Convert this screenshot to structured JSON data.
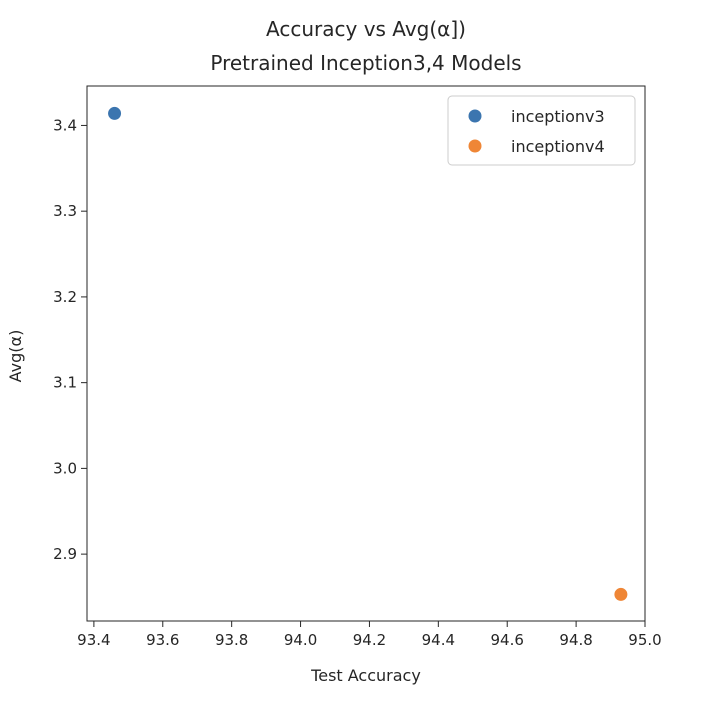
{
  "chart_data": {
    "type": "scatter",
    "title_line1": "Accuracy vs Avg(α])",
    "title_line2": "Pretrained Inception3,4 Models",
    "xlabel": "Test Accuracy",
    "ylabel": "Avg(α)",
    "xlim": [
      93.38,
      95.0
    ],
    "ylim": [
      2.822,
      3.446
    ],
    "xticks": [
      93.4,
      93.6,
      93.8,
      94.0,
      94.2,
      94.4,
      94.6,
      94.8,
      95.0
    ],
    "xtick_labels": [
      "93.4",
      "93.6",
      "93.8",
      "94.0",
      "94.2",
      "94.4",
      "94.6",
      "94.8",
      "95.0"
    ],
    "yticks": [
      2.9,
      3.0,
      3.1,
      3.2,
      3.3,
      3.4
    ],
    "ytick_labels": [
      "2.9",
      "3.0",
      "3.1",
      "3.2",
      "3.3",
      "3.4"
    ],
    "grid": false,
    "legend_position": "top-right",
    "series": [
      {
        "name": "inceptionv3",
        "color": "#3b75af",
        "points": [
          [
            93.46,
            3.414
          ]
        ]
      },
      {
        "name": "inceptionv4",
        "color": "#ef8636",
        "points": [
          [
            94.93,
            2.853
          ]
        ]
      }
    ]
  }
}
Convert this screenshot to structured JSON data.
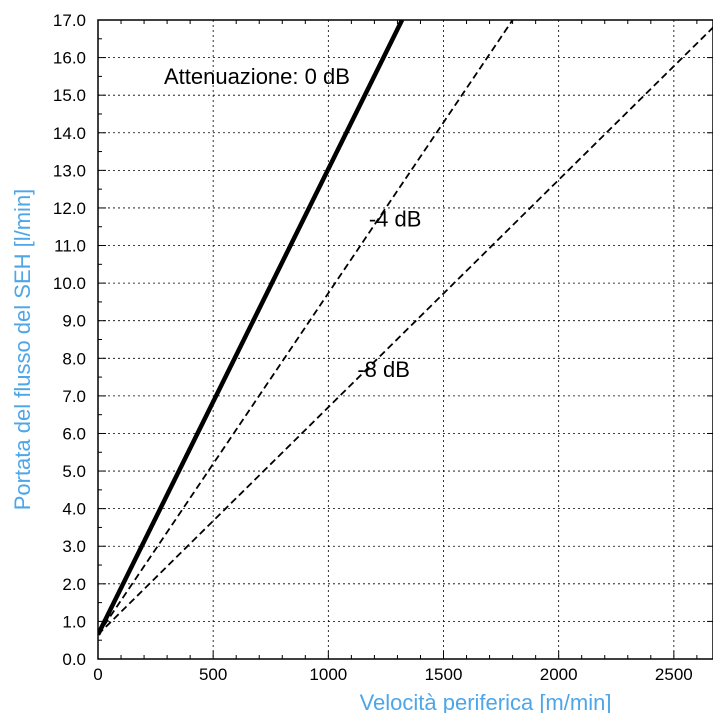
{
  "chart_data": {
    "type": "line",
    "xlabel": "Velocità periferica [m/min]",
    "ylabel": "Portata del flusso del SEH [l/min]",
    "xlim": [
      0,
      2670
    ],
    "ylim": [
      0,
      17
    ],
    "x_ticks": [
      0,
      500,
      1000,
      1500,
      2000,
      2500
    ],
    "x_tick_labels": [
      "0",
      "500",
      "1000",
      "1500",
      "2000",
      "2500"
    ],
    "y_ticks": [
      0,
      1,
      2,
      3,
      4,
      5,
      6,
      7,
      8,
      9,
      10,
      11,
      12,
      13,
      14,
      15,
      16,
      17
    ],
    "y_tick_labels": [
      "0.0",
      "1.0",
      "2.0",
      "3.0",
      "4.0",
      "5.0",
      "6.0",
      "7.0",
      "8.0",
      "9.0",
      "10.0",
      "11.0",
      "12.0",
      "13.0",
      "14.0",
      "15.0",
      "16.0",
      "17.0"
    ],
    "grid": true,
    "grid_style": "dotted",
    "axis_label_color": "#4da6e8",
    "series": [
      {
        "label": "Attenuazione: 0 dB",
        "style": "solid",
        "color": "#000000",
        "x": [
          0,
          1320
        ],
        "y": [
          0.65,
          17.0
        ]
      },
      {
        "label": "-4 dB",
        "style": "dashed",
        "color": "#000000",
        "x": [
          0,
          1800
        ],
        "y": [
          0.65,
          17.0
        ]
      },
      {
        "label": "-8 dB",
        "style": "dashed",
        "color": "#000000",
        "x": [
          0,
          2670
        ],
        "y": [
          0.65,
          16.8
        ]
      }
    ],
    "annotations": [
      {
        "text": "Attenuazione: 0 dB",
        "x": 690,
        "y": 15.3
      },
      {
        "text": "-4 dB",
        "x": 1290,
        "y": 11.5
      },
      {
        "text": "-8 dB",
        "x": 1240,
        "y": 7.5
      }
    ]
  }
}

==

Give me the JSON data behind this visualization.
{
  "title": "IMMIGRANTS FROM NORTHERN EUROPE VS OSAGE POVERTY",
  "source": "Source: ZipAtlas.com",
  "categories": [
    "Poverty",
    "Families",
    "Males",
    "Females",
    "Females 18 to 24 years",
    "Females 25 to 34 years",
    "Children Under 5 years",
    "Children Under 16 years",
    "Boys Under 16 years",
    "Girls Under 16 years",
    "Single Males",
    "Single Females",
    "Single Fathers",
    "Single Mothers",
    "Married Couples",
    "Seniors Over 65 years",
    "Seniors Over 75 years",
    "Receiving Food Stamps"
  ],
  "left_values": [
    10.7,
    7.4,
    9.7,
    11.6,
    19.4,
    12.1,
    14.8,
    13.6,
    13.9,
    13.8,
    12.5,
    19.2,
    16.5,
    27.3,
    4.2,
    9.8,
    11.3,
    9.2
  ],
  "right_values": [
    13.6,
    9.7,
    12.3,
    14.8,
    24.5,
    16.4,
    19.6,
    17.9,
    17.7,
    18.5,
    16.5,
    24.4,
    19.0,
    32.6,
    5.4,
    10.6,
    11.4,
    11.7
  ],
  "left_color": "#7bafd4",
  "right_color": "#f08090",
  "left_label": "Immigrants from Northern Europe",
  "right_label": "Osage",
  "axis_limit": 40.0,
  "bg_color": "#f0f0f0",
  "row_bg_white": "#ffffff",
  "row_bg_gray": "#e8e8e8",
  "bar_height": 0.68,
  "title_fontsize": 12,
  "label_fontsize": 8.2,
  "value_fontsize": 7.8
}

==

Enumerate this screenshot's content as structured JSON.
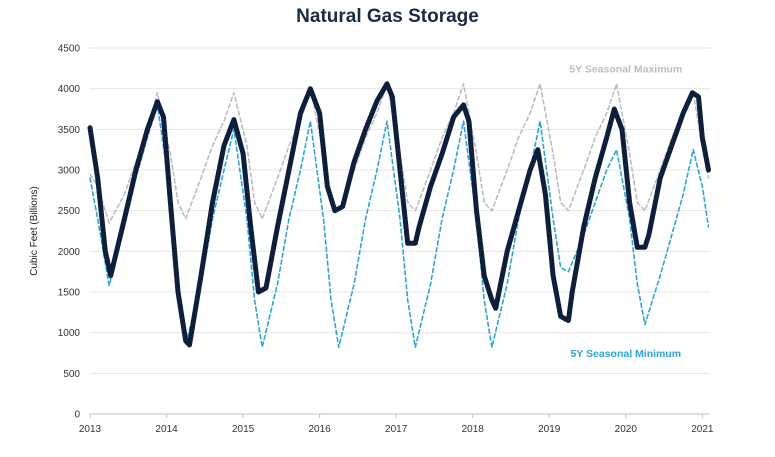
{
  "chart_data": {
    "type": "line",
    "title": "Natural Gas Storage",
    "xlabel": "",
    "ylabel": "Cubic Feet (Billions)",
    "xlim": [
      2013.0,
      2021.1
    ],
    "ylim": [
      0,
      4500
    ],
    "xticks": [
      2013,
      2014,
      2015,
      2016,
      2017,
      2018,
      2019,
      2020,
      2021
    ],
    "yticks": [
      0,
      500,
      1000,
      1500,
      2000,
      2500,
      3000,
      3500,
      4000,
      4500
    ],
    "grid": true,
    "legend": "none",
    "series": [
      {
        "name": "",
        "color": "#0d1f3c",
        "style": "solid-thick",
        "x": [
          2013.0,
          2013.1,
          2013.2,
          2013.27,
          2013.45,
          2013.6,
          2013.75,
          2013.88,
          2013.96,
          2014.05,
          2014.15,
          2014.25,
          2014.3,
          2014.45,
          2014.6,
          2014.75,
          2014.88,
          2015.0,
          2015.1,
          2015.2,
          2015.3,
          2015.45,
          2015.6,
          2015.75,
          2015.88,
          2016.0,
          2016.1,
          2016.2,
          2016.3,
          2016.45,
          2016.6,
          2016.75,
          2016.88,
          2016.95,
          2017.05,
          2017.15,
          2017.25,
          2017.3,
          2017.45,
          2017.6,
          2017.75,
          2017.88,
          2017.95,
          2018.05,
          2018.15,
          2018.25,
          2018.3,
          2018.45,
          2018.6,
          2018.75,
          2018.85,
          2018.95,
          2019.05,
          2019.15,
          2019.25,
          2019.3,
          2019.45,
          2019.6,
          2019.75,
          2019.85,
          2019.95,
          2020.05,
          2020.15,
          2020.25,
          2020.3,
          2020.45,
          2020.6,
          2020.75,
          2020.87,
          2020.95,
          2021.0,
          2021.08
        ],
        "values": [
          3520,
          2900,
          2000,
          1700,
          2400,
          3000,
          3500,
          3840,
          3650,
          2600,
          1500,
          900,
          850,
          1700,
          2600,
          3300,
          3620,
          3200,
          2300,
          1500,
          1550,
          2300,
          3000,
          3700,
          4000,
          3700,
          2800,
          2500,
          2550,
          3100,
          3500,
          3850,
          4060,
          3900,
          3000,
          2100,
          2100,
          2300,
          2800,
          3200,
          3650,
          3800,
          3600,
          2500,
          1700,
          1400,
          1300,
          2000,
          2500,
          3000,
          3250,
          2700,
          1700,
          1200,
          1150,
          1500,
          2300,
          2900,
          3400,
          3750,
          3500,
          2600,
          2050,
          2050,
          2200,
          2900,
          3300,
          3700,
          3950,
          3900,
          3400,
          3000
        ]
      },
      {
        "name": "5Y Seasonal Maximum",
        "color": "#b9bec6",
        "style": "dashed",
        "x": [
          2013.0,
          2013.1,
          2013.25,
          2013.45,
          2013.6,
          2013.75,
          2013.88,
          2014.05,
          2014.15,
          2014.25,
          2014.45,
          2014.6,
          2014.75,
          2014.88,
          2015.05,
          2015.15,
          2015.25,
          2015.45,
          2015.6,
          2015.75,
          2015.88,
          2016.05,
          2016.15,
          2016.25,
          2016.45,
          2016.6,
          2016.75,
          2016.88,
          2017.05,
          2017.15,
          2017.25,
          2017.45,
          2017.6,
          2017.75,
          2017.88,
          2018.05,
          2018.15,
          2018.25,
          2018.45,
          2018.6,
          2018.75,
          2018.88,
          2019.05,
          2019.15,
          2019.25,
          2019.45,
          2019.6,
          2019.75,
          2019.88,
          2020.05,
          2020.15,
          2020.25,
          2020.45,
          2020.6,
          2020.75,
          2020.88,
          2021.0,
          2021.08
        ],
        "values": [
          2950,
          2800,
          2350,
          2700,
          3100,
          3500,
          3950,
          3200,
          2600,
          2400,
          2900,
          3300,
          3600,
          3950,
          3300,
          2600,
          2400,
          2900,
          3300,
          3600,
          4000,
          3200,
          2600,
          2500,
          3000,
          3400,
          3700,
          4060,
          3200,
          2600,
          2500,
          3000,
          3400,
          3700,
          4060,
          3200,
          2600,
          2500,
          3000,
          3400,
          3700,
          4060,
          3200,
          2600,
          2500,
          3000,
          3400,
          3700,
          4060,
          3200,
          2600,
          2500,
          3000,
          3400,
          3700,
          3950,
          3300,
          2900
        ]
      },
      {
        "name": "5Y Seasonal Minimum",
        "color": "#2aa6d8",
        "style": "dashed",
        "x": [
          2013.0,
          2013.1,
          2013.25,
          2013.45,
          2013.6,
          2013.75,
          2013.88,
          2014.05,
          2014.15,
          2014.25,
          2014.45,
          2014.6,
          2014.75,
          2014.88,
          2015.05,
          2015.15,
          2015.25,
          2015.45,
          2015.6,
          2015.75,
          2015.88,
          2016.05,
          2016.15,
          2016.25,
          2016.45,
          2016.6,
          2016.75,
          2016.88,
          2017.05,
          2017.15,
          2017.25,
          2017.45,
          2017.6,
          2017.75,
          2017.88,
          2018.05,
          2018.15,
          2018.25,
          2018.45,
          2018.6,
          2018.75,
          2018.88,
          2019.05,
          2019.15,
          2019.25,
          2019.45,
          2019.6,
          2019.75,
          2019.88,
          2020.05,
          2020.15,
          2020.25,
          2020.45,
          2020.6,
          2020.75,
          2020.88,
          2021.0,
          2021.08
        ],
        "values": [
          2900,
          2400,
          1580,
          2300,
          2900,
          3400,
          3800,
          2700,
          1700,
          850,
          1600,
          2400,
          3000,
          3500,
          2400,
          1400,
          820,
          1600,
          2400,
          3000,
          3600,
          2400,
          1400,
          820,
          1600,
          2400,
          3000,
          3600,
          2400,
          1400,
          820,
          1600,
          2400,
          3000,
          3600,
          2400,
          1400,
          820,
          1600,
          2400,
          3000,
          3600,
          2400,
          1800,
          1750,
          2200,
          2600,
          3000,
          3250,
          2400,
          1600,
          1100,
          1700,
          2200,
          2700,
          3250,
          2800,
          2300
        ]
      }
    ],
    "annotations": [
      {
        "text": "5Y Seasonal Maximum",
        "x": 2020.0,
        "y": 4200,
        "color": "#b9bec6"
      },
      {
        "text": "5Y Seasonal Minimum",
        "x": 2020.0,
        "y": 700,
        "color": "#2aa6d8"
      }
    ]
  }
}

*Directive*
Work out how many lines in the records above hold the string "Females", then give only that count.

*Response*
4